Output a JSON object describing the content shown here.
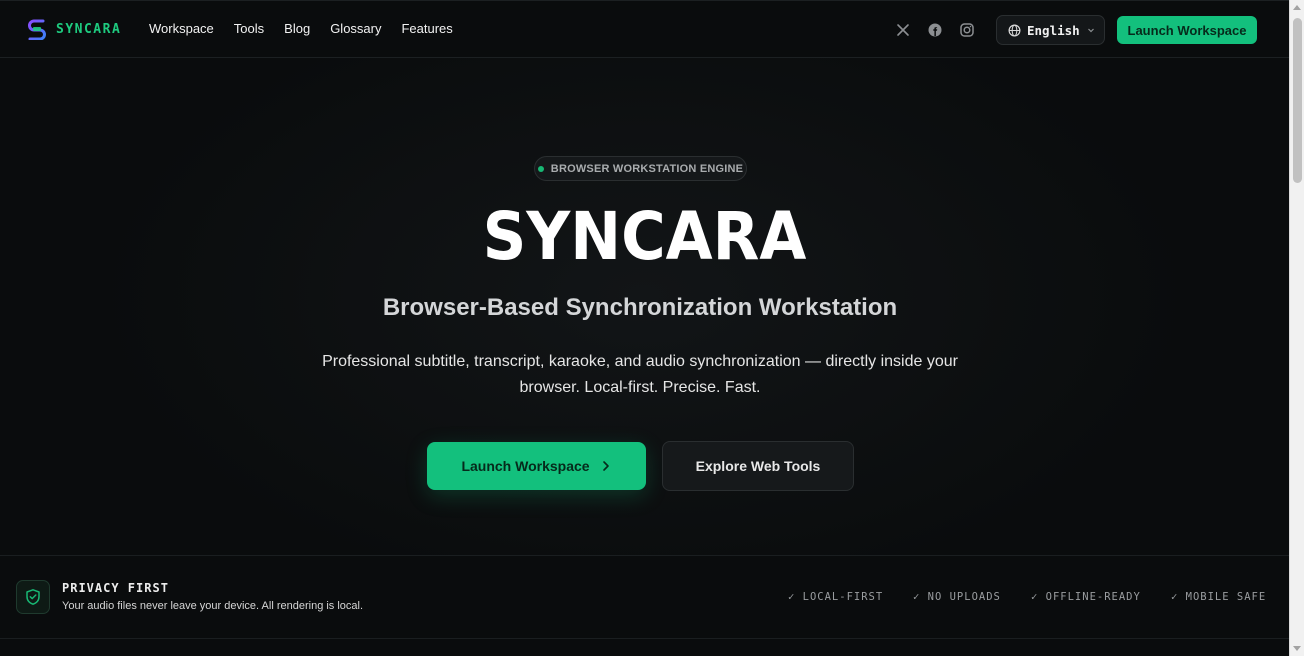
{
  "brand": {
    "name": "SYNCARA"
  },
  "nav": {
    "links": [
      "Workspace",
      "Tools",
      "Blog",
      "Glossary",
      "Features"
    ],
    "social_icons": [
      "x-icon",
      "facebook-icon",
      "instagram-icon"
    ],
    "language": "English",
    "cta": "Launch Workspace"
  },
  "hero": {
    "badge": "BROWSER WORKSTATION ENGINE",
    "title": "SYNCARA",
    "subtitle": "Browser-Based Synchronization Workstation",
    "description": "Professional subtitle, transcript, karaoke, and audio synchronization — directly inside your browser. Local-first. Precise. Fast.",
    "primary_button": "Launch Workspace",
    "secondary_button": "Explore Web Tools"
  },
  "privacy": {
    "title": "PRIVACY FIRST",
    "description": "Your audio files never leave your device. All rendering is local.",
    "features": [
      "✓ LOCAL-FIRST",
      "✓ NO UPLOADS",
      "✓ OFFLINE-READY",
      "✓ MOBILE SAFE"
    ]
  },
  "colors": {
    "accent": "#13c07d",
    "background": "#0a0c0d",
    "logo_gradient": [
      "#7b4dff",
      "#3b82f6"
    ]
  }
}
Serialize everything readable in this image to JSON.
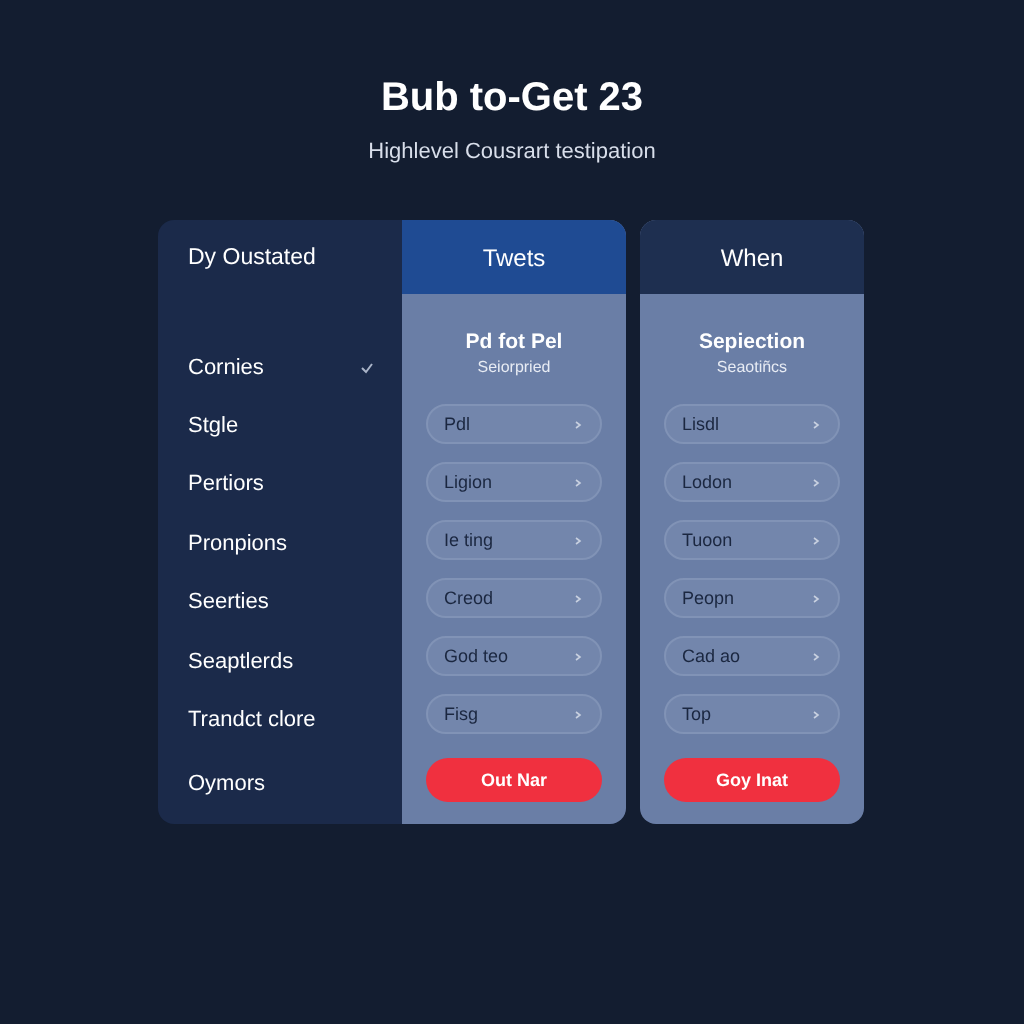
{
  "title": "Bub to-Get 23",
  "subtitle": "Highlevel Cousrart testipation",
  "features": {
    "heading": "Dy Oustated",
    "items": [
      {
        "label": "Cornies",
        "checked": true
      },
      {
        "label": "Stgle",
        "checked": false
      },
      {
        "label": "Pertiors",
        "checked": false
      },
      {
        "label": "Pronpions",
        "checked": false
      },
      {
        "label": "Seerties",
        "checked": false
      },
      {
        "label": "Seaptlerds",
        "checked": false
      },
      {
        "label": "Trandct clore",
        "checked": false
      },
      {
        "label": "Oymors",
        "checked": false
      }
    ]
  },
  "plans": [
    {
      "header": "Twets",
      "selected": true,
      "name": "Pd fot Pel",
      "note": "Seiorpried",
      "fields": [
        "Pdl",
        "Ligion",
        "Ie ting",
        "Creod",
        "God teo",
        "Fisg"
      ],
      "button": "Out Nar"
    },
    {
      "header": "When",
      "selected": false,
      "name": "Sepiection",
      "note": "Seaotiñcs",
      "fields": [
        "Lisdl",
        "Lodon",
        "Tuoon",
        "Peopn",
        "Cad ao",
        "Top"
      ],
      "button": "Goy Inat"
    }
  ]
}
+ + + + + + +
● **PROMPT**
Repeat the records above verbatim, with no pictures in the result.

● **FULL ANSWER**
Output a JSON object describing the content shown here.
{
  "brand": {
    "name": "SYNCARA"
  },
  "nav": {
    "links": [
      "Workspace",
      "Tools",
      "Blog",
      "Glossary",
      "Features"
    ],
    "social_icons": [
      "x-icon",
      "facebook-icon",
      "instagram-icon"
    ],
    "language": "English",
    "cta": "Launch Workspace"
  },
  "hero": {
    "badge": "BROWSER WORKSTATION ENGINE",
    "title": "SYNCARA",
    "subtitle": "Browser-Based Synchronization Workstation",
    "description": "Professional subtitle, transcript, karaoke, and audio synchronization — directly inside your browser. Local-first. Precise. Fast.",
    "primary_button": "Launch Workspace",
    "secondary_button": "Explore Web Tools"
  },
  "privacy": {
    "title": "PRIVACY FIRST",
    "description": "Your audio files never leave your device. All rendering is local.",
    "features": [
      "✓ LOCAL-FIRST",
      "✓ NO UPLOADS",
      "✓ OFFLINE-READY",
      "✓ MOBILE SAFE"
    ]
  },
  "colors": {
    "accent": "#13c07d",
    "background": "#0a0c0d",
    "logo_gradient": [
      "#7b4dff",
      "#3b82f6"
    ]
  }
}
Serialize everything readable in this image to JSON.
{
  "title": "Bub to-Get 23",
  "subtitle": "Highlevel Cousrart testipation",
  "features": {
    "heading": "Dy Oustated",
    "items": [
      {
        "label": "Cornies",
        "checked": true
      },
      {
        "label": "Stgle",
        "checked": false
      },
      {
        "label": "Pertiors",
        "checked": false
      },
      {
        "label": "Pronpions",
        "checked": false
      },
      {
        "label": "Seerties",
        "checked": false
      },
      {
        "label": "Seaptlerds",
        "checked": false
      },
      {
        "label": "Trandct clore",
        "checked": false
      },
      {
        "label": "Oymors",
        "checked": false
      }
    ]
  },
  "plans": [
    {
      "header": "Twets",
      "selected": true,
      "name": "Pd fot Pel",
      "note": "Seiorpried",
      "fields": [
        "Pdl",
        "Ligion",
        "Ie ting",
        "Creod",
        "God teo",
        "Fisg"
      ],
      "button": "Out Nar"
    },
    {
      "header": "When",
      "selected": false,
      "name": "Sepiection",
      "note": "Seaotiñcs",
      "fields": [
        "Lisdl",
        "Lodon",
        "Tuoon",
        "Peopn",
        "Cad ao",
        "Top"
      ],
      "button": "Goy Inat"
    }
  ]
}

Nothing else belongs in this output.